**SUPPLIED DATA:**
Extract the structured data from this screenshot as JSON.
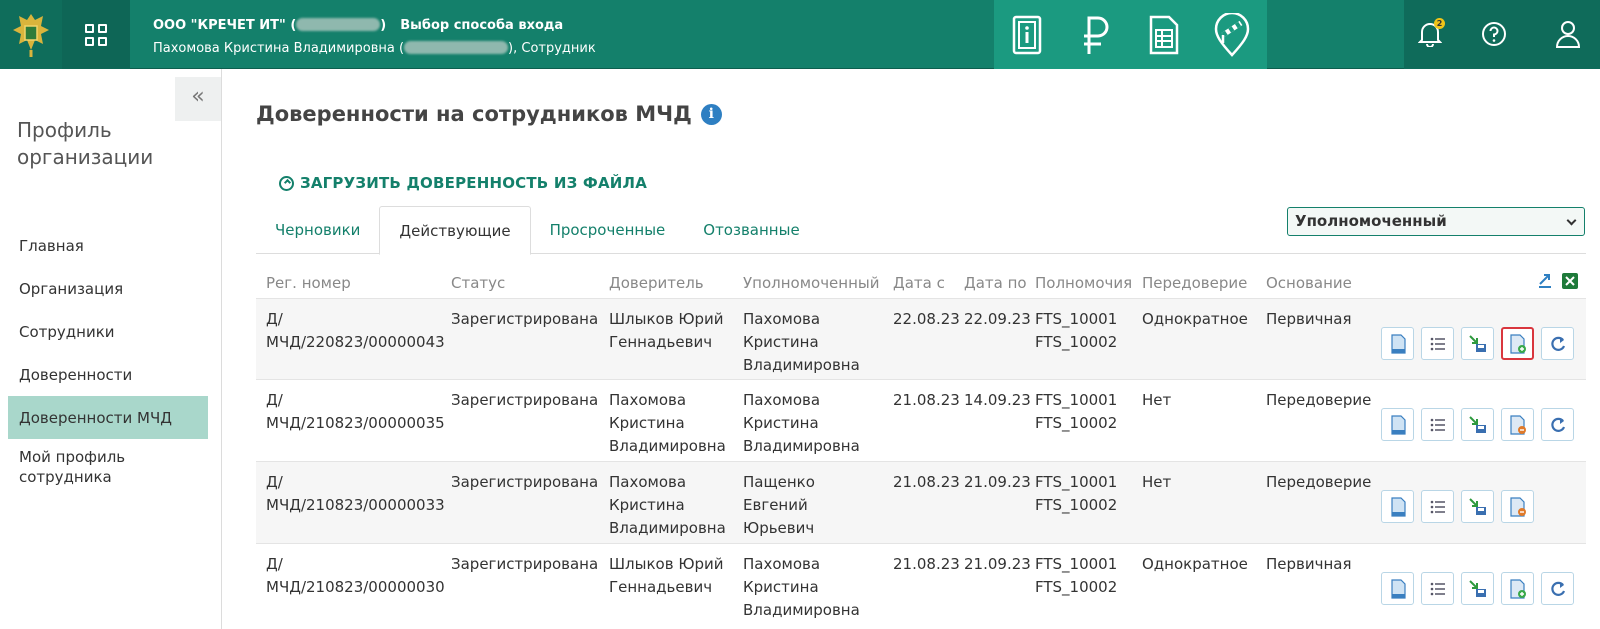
{
  "header": {
    "org_name": "ООО \"КРЕЧЕТ ИТ\" (",
    "org_name_tail": ")",
    "login_choice": "Выбор способа входа",
    "user_name": "Пахомова Кристина Владимировна (",
    "user_role": "), Сотрудник",
    "notification_count": "2",
    "colors": {
      "header_bg": "#14806b",
      "services_bg": "#1b9a80",
      "accent": "#14806b"
    }
  },
  "sidebar": {
    "collapse_label": "«",
    "title": "Профиль организации",
    "items": [
      {
        "label": "Главная"
      },
      {
        "label": "Организация"
      },
      {
        "label": "Сотрудники"
      },
      {
        "label": "Доверенности"
      },
      {
        "label": "Доверенности МЧД"
      },
      {
        "label": "Мой профиль сотрудника"
      }
    ]
  },
  "main": {
    "title": "Доверенности на сотрудников МЧД",
    "info_icon": "i",
    "upload_label": "ЗАГРУЗИТЬ ДОВЕРЕННОСТЬ ИЗ ФАЙЛА",
    "tabs": [
      {
        "label": "Черновики"
      },
      {
        "label": "Действующие"
      },
      {
        "label": "Просроченные"
      },
      {
        "label": "Отозванные"
      }
    ],
    "filter_select": {
      "value": "Уполномоченный"
    }
  },
  "table": {
    "headers": [
      "Рег. номер",
      "Статус",
      "Доверитель",
      "Уполномоченный",
      "Дата с",
      "Дата по",
      "Полномочия",
      "Передоверие",
      "Основание"
    ],
    "rows": [
      {
        "reg1": "Д/",
        "reg2": "МЧД/220823/00000043",
        "status": "Зарегистрирована",
        "principal1": "Шлыков Юрий",
        "principal2": "Геннадьевич",
        "principal3": "",
        "agent1": "Пахомова",
        "agent2": "Кристина",
        "agent3": "Владимировна",
        "date_from": "22.08.23",
        "date_to": "22.09.23",
        "power1": "FTS_10001",
        "power2": "FTS_10002",
        "redelegation": "Однократное",
        "basis": "Первичная"
      },
      {
        "reg1": "Д/",
        "reg2": "МЧД/210823/00000035",
        "status": "Зарегистрирована",
        "principal1": "Пахомова",
        "principal2": "Кристина",
        "principal3": "Владимировна",
        "agent1": "Пахомова",
        "agent2": "Кристина",
        "agent3": "Владимировна",
        "date_from": "21.08.23",
        "date_to": "14.09.23",
        "power1": "FTS_10001",
        "power2": "FTS_10002",
        "redelegation": "Нет",
        "basis": "Передоверие"
      },
      {
        "reg1": "Д/",
        "reg2": "МЧД/210823/00000033",
        "status": "Зарегистрирована",
        "principal1": "Пахомова",
        "principal2": "Кристина",
        "principal3": "Владимировна",
        "agent1": "Пащенко",
        "agent2": "Евгений",
        "agent3": "Юрьевич",
        "date_from": "21.08.23",
        "date_to": "21.09.23",
        "power1": "FTS_10001",
        "power2": "FTS_10002",
        "redelegation": "Нет",
        "basis": "Передоверие"
      },
      {
        "reg1": "Д/",
        "reg2": "МЧД/210823/00000030",
        "status": "Зарегистрирована",
        "principal1": "Шлыков Юрий",
        "principal2": "Геннадьевич",
        "principal3": "",
        "agent1": "Пахомова",
        "agent2": "Кристина",
        "agent3": "Владимировна",
        "date_from": "21.08.23",
        "date_to": "21.09.23",
        "power1": "FTS_10001",
        "power2": "FTS_10002",
        "redelegation": "Однократное",
        "basis": "Первичная"
      }
    ],
    "row_actions": [
      "view-document-icon",
      "list-icon",
      "export-xml-icon",
      "add-document-icon",
      "revoke-icon"
    ],
    "highlighted_action": "add-document-icon"
  }
}
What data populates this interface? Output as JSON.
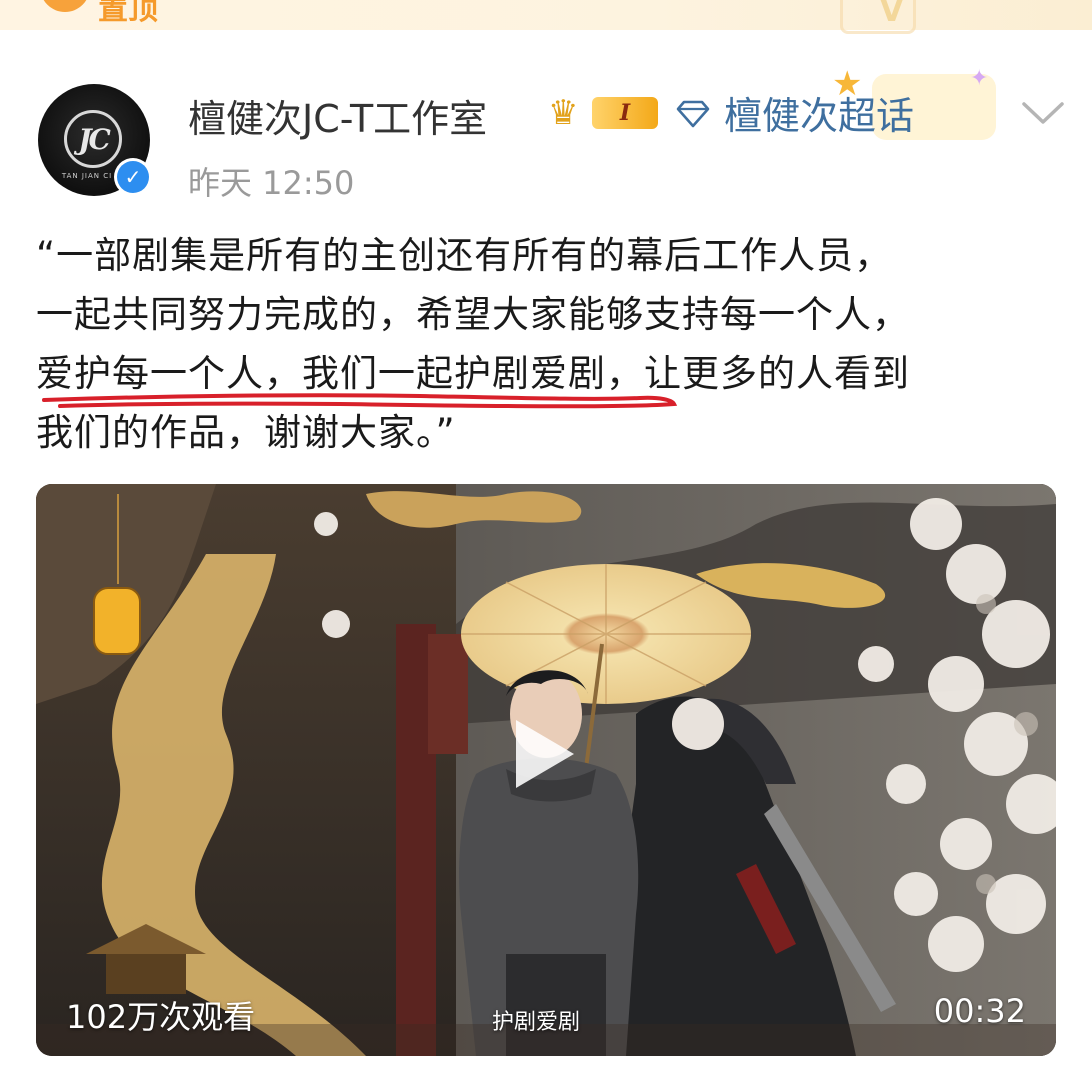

**TASK PROMPT:**
Which lines in the records above contain the string "title"? Copy each one.

**COMPLETE RESPONSE:**
    "title": "Профиль организации",
    "title": "Доверенности на сотрудников МЧД",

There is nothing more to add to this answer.